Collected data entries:
◆ ◆ ◆
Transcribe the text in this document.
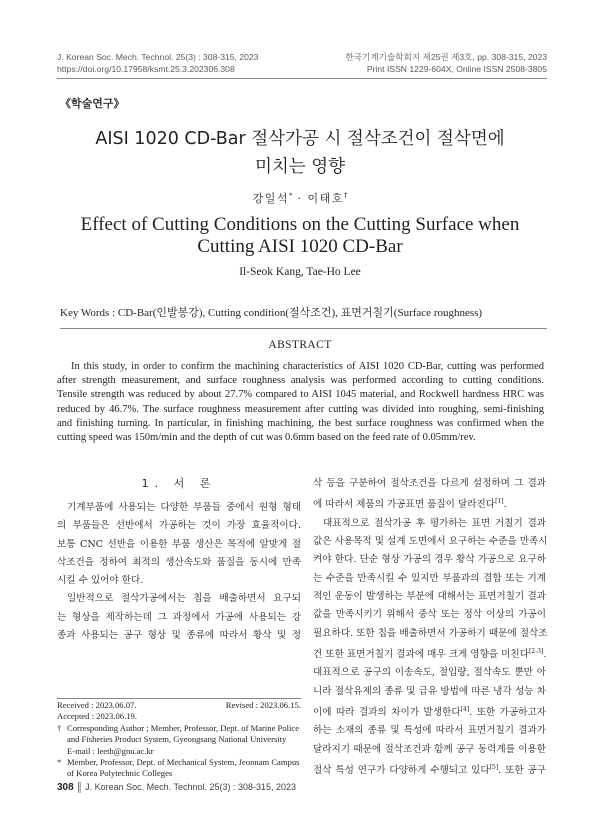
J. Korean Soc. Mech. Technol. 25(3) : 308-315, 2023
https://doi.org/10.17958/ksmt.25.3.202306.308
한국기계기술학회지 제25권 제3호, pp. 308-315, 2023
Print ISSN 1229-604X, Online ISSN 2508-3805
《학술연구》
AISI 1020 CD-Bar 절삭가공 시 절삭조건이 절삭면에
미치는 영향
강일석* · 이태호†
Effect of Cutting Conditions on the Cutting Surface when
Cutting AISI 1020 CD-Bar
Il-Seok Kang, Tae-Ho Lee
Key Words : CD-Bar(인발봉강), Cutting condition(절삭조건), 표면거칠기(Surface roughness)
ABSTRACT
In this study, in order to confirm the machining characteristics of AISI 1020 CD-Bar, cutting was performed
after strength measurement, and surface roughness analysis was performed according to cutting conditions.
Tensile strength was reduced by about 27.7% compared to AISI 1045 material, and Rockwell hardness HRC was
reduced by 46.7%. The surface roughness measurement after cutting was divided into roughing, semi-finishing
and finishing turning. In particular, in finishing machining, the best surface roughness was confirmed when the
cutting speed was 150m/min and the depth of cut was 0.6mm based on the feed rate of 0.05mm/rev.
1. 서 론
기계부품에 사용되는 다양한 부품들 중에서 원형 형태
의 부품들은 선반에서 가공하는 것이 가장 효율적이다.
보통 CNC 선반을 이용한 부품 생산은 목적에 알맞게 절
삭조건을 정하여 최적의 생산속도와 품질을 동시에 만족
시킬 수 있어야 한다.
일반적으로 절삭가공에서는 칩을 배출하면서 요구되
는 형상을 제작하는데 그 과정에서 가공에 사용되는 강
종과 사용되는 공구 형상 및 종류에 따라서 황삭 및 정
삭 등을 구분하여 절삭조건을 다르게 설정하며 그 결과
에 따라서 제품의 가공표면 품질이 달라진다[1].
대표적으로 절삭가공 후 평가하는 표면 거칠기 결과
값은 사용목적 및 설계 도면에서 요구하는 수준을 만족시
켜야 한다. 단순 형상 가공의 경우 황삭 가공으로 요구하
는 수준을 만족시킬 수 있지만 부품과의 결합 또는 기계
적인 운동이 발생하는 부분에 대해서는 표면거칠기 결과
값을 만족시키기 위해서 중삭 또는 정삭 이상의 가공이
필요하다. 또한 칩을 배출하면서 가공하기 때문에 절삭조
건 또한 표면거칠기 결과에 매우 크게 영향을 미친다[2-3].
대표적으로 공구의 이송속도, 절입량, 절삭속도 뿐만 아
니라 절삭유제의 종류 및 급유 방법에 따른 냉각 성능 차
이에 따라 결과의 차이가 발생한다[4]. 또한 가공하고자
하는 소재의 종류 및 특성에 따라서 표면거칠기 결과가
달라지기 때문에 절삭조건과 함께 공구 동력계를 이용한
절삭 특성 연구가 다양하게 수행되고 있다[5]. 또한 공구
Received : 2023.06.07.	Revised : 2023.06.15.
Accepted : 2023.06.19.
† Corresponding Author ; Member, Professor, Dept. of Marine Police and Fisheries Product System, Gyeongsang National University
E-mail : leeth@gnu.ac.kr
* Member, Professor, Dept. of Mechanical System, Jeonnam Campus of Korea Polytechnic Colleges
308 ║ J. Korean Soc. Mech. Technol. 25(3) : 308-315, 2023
◆ ◆ ◆
WHAT THIS TASK INVOLVES:
Excluding the pictures, reproduce every entry exactly as given.

EXERCISE RESPONSE:
Transcribe the text in this document.
J. Korean Soc. Mech. Technol. 25(3) : 308-315, 2023
https://doi.org/10.17958/ksmt.25.3.202306.308
한국기계기술학회지 제25권 제3호, pp. 308-315, 2023
Print ISSN 1229-604X, Online ISSN 2508-3805
《학술연구》
AISI 1020 CD-Bar 절삭가공 시 절삭조건이 절삭면에
미치는 영향
강일석* · 이태호†
Effect of Cutting Conditions on the Cutting Surface when
Cutting AISI 1020 CD-Bar
Il-Seok Kang, Tae-Ho Lee
Key Words : CD-Bar(인발봉강), Cutting condition(절삭조건), 표면거칠기(Surface roughness)
ABSTRACT
In this study, in order to confirm the machining characteristics of AISI 1020 CD-Bar, cutting was performed
after strength measurement, and surface roughness analysis was performed according to cutting conditions.
Tensile strength was reduced by about 27.7% compared to AISI 1045 material, and Rockwell hardness HRC was
reduced by 46.7%. The surface roughness measurement after cutting was divided into roughing, semi-finishing
and finishing turning. In particular, in finishing machining, the best surface roughness was confirmed when the
cutting speed was 150m/min and the depth of cut was 0.6mm based on the feed rate of 0.05mm/rev.
1. 서 론
기계부품에 사용되는 다양한 부품들 중에서 원형 형태
의 부품들은 선반에서 가공하는 것이 가장 효율적이다.
보통 CNC 선반을 이용한 부품 생산은 목적에 알맞게 절
삭조건을 정하여 최적의 생산속도와 품질을 동시에 만족
시킬 수 있어야 한다.
일반적으로 절삭가공에서는 칩을 배출하면서 요구되
는 형상을 제작하는데 그 과정에서 가공에 사용되는 강
종과 사용되는 공구 형상 및 종류에 따라서 황삭 및 정
삭 등을 구분하여 절삭조건을 다르게 설정하며 그 결과
에 따라서 제품의 가공표면 품질이 달라진다[1].
대표적으로 절삭가공 후 평가하는 표면 거칠기 결과
값은 사용목적 및 설계 도면에서 요구하는 수준을 만족시
켜야 한다. 단순 형상 가공의 경우 황삭 가공으로 요구하
는 수준을 만족시킬 수 있지만 부품과의 결합 또는 기계
적인 운동이 발생하는 부분에 대해서는 표면거칠기 결과
값을 만족시키기 위해서 중삭 또는 정삭 이상의 가공이
필요하다. 또한 칩을 배출하면서 가공하기 때문에 절삭조
건 또한 표면거칠기 결과에 매우 크게 영향을 미친다[2-3].
대표적으로 공구의 이송속도, 절입량, 절삭속도 뿐만 아
니라 절삭유제의 종류 및 급유 방법에 따른 냉각 성능 차
이에 따라 결과의 차이가 발생한다[4]. 또한 가공하고자
하는 소재의 종류 및 특성에 따라서 표면거칠기 결과가
달라지기 때문에 절삭조건과 함께 공구 동력계를 이용한
절삭 특성 연구가 다양하게 수행되고 있다[5]. 또한 공구
Received : 2023.06.07.	Revised : 2023.06.15.
Accepted : 2023.06.19.
† Corresponding Author ; Member, Professor, Dept. of Marine Police and Fisheries Product System, Gyeongsang National University
E-mail : leeth@gnu.ac.kr
* Member, Professor, Dept. of Mechanical System, Jeonnam Campus of Korea Polytechnic Colleges
308 ║ J. Korean Soc. Mech. Technol. 25(3) : 308-315, 2023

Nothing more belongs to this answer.